*COMPITI*:
A. Nel brano sul polpo con le patate, dove vive il tubero?
B. Elenca tutte le parti del corpo nominate nel brano sul polpo con le patate.
C. Riporta fedelmente il brano sul polpo con le patate, cominciando da "Il polpo con" e terminando con "lo stesso destino.".

*BRANO SCELTO*:
· · · ·
Digestioni parallele


Il polpo con le patate. Un mollusco ed un tubero si incontrano. Uno vive sott'acqua, l’altro sottoterra. Se non fosse per l’uomo, mai verrebbero a contatto. Sfortunatamente, l’incontro è del tutto inconsapevole e i due si ritrovano a condividere il destino di essere cibo per la vita, continuando ad ignorare la reciproca esistenza. Un po’ come succede a noi uomini, quando facciamo il percorso contrario. Sottoterra ci finiamo da morti e grazie all'incontro con vermi e batteri, veniamo di nuovo immessi nel ciclo della vita.
Anche da vivi, quando dormiamo, succede di diventare cibo. Angeli o demoni sono ghiotti di noi. Se non fosse per loro, mai incontreremmo i sogni e gli incubi che si muovono nelle gambe, nei cuori e nelle teste di chi li ha sognati. E così anche sogni,  incubi e uomini condividono lo stesso destino.
È buffo! C’è sempre qualcuno o qualcosa che si nutre di qualcun’altro. Il polpo non lo sa, ma cammina in superficie nei passi di chi se n'è nutrito. Come l’uomo non lo sa, ma è un piatto succulento e vive in altri regni. Dove per fare sogni meravigliosi serve un’anima che faccia un po’ di luce, affinché altra Luce la riconosca e scenda su di essa a banchettare.
· · · ·
*RIGHE ESTRATTE*:
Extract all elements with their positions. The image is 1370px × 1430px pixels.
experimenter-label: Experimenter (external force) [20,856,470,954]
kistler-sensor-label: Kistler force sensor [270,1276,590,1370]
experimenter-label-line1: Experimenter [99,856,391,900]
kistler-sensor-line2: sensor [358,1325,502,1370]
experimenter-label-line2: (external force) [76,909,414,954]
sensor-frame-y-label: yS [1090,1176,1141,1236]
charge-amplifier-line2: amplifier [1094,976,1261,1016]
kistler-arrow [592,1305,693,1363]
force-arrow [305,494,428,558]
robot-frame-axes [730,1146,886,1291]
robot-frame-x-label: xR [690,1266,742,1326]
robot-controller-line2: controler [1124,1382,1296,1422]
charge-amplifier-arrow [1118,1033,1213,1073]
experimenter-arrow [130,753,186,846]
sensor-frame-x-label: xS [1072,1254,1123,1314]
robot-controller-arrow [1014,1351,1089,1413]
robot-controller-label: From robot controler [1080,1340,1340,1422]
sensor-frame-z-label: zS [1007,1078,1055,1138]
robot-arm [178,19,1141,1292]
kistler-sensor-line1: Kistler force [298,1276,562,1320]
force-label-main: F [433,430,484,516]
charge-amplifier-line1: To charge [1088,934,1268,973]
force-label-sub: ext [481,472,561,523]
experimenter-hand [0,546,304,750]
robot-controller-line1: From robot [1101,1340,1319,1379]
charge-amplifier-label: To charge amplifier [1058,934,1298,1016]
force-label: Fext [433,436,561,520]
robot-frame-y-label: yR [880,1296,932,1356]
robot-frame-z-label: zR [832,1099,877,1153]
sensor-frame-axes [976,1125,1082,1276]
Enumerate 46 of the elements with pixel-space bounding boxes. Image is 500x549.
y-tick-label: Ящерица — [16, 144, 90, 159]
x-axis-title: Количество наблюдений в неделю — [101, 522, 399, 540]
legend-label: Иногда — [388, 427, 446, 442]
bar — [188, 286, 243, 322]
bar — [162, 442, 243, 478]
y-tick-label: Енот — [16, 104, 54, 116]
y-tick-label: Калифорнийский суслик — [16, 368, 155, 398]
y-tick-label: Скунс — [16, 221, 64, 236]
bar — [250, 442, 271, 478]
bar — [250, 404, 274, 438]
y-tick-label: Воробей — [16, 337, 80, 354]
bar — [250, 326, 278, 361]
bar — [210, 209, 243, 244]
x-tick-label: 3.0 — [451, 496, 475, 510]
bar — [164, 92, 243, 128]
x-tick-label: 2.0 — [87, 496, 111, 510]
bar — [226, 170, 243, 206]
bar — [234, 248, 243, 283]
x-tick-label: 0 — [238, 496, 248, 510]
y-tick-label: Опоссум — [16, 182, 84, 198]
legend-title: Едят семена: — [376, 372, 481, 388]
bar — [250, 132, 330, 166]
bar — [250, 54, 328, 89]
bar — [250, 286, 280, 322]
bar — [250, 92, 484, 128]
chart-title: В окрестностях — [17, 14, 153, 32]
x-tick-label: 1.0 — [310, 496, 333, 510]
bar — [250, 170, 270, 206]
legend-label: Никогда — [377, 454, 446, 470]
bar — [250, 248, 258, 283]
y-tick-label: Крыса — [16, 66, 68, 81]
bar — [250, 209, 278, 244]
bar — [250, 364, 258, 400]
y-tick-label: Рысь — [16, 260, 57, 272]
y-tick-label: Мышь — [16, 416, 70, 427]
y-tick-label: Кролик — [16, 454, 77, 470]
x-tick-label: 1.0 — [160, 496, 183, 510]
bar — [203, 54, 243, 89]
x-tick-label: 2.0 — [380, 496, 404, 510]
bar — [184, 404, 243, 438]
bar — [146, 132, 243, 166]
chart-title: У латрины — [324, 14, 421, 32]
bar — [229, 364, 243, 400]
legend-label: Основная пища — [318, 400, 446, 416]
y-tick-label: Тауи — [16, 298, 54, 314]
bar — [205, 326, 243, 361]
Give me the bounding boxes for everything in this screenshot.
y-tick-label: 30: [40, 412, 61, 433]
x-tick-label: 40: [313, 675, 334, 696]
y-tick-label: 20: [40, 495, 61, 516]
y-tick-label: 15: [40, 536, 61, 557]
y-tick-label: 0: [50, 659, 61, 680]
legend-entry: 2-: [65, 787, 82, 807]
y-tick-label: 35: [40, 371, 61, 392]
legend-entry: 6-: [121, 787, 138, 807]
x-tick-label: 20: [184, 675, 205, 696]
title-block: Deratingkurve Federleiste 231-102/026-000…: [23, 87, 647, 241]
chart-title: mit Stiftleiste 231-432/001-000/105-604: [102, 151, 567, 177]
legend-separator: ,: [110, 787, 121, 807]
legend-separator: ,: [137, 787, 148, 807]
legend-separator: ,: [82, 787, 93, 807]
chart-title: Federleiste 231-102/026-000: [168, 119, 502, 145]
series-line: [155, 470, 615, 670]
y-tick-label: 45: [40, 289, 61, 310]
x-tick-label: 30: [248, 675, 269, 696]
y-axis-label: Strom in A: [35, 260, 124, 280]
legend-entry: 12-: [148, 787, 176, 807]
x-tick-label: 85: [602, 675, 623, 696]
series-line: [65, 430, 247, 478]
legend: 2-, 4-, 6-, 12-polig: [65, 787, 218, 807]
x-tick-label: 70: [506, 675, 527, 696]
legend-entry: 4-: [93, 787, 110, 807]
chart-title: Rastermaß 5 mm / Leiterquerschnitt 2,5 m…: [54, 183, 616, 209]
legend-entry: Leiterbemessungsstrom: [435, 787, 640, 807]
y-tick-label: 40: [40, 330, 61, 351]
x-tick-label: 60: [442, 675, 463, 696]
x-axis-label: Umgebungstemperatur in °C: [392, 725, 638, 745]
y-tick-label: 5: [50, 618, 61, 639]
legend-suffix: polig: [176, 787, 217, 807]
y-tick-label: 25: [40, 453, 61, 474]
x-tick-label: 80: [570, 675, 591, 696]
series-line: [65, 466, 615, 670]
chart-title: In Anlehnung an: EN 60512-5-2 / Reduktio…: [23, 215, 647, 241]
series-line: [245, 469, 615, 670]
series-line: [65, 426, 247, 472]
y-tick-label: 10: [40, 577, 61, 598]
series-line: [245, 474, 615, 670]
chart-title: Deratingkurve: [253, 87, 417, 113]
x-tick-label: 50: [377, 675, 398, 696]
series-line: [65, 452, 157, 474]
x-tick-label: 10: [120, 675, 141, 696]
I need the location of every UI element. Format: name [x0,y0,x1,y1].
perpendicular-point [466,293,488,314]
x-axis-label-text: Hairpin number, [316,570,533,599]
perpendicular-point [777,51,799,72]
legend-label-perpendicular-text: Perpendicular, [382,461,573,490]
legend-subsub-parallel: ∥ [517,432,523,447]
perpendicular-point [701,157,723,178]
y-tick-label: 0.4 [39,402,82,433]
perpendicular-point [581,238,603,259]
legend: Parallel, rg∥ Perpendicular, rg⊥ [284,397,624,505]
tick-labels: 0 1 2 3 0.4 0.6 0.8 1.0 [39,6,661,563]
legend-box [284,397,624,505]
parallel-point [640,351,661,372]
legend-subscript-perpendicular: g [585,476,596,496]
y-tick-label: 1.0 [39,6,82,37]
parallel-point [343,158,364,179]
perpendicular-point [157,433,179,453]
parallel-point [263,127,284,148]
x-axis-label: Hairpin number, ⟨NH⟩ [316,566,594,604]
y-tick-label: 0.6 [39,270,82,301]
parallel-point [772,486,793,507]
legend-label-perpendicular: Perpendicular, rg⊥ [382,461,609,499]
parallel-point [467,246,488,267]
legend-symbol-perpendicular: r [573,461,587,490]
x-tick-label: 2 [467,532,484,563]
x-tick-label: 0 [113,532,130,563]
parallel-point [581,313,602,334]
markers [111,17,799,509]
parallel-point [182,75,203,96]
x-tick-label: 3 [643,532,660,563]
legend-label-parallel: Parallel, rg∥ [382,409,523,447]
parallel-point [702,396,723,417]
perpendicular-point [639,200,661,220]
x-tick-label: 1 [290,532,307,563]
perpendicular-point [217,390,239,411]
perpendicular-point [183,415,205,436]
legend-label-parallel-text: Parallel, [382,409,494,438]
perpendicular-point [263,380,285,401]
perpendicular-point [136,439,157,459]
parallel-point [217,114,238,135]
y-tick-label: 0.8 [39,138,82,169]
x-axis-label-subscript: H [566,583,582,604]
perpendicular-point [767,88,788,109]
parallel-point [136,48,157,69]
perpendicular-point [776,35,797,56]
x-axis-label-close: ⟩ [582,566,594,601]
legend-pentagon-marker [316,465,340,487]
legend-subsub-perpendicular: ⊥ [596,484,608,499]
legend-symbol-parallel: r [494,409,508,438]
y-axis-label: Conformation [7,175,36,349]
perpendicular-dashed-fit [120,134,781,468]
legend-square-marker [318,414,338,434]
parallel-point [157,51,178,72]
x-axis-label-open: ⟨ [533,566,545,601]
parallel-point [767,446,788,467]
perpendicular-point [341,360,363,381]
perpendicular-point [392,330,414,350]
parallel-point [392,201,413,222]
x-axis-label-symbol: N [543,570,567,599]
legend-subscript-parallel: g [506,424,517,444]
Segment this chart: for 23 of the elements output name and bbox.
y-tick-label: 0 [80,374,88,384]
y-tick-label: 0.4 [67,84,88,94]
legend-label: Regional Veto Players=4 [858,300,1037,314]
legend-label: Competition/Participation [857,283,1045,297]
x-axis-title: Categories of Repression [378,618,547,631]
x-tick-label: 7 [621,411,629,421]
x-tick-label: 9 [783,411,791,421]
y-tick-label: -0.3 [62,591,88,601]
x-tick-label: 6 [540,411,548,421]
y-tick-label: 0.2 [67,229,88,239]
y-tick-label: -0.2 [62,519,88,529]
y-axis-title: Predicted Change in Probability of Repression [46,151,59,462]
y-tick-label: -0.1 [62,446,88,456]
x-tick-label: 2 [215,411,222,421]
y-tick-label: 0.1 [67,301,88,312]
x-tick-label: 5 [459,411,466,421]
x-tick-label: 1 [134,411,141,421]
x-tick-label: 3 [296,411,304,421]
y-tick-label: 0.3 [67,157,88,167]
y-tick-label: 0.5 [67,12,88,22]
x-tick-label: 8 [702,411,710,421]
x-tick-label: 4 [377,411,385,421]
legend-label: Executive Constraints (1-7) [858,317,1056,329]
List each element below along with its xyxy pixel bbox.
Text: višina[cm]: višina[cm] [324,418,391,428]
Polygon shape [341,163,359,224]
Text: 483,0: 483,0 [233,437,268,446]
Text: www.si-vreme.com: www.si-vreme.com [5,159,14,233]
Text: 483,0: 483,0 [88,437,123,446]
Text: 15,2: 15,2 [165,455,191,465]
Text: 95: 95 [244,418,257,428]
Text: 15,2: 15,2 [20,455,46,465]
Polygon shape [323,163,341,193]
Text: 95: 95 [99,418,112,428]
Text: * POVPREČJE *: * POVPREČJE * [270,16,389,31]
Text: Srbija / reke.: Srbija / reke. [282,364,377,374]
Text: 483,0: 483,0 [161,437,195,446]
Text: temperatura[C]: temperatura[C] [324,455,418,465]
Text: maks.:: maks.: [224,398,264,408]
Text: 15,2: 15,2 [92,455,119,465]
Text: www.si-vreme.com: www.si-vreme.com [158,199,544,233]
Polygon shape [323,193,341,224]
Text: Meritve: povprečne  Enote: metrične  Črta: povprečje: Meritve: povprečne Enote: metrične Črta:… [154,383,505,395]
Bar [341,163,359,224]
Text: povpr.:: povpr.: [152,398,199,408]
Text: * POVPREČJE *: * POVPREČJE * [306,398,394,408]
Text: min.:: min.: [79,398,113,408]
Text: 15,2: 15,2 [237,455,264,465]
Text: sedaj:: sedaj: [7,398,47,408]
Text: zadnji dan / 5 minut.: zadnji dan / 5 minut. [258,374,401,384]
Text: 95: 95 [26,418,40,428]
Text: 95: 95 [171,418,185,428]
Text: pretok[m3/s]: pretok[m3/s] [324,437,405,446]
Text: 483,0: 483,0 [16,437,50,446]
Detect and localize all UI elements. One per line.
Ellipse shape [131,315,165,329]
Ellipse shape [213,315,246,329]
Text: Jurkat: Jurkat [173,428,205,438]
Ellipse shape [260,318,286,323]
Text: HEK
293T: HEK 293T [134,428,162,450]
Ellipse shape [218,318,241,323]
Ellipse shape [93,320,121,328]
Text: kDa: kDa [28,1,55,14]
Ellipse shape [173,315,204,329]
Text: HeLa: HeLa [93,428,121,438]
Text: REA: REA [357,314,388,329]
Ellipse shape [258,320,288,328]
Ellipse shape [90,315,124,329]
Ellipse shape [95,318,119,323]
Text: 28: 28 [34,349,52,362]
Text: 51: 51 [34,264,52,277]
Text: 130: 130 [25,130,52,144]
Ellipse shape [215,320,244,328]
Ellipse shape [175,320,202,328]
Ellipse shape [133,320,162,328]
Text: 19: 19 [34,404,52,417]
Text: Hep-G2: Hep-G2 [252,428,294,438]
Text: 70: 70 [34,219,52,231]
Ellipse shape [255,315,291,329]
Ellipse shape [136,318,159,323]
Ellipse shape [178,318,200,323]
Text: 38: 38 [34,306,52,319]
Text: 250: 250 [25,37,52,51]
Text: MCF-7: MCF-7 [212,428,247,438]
· · · ·
*SOLUZIONI PER COMPITO*:
A. Sottoterra.

B. Gambe, cuori, teste.

C.
Il polpo con le patate. Un mollusco ed un tubero si incontrano. Uno vive sott'acqua, l’altro sottoterra. Se non fosse per l’uomo, mai verrebbero a contatto. Sfortunatamente, l’incontro è del tutto inconsapevole e i due si ritrovano a condividere il destino di essere cibo per la vita, continuando ad ignorare la reciproca esistenza. Un po’ come succede a noi uomini, quando facciamo il percorso contrario. Sottoterra ci finiamo da morti e grazie all'incontro con vermi e batteri, veniamo di nuovo immessi nel ciclo della vita.
Anche da vivi, quando dormiamo, succede di diventare cibo. Angeli o demoni sono ghiotti di noi. Se non fosse per loro, mai incontreremmo i sogni e gli incubi che si muovono nelle gambe, nei cuori e nelle teste di chi li ha sognati. E così anche sogni,  incubi e uomini condividono lo stesso destino.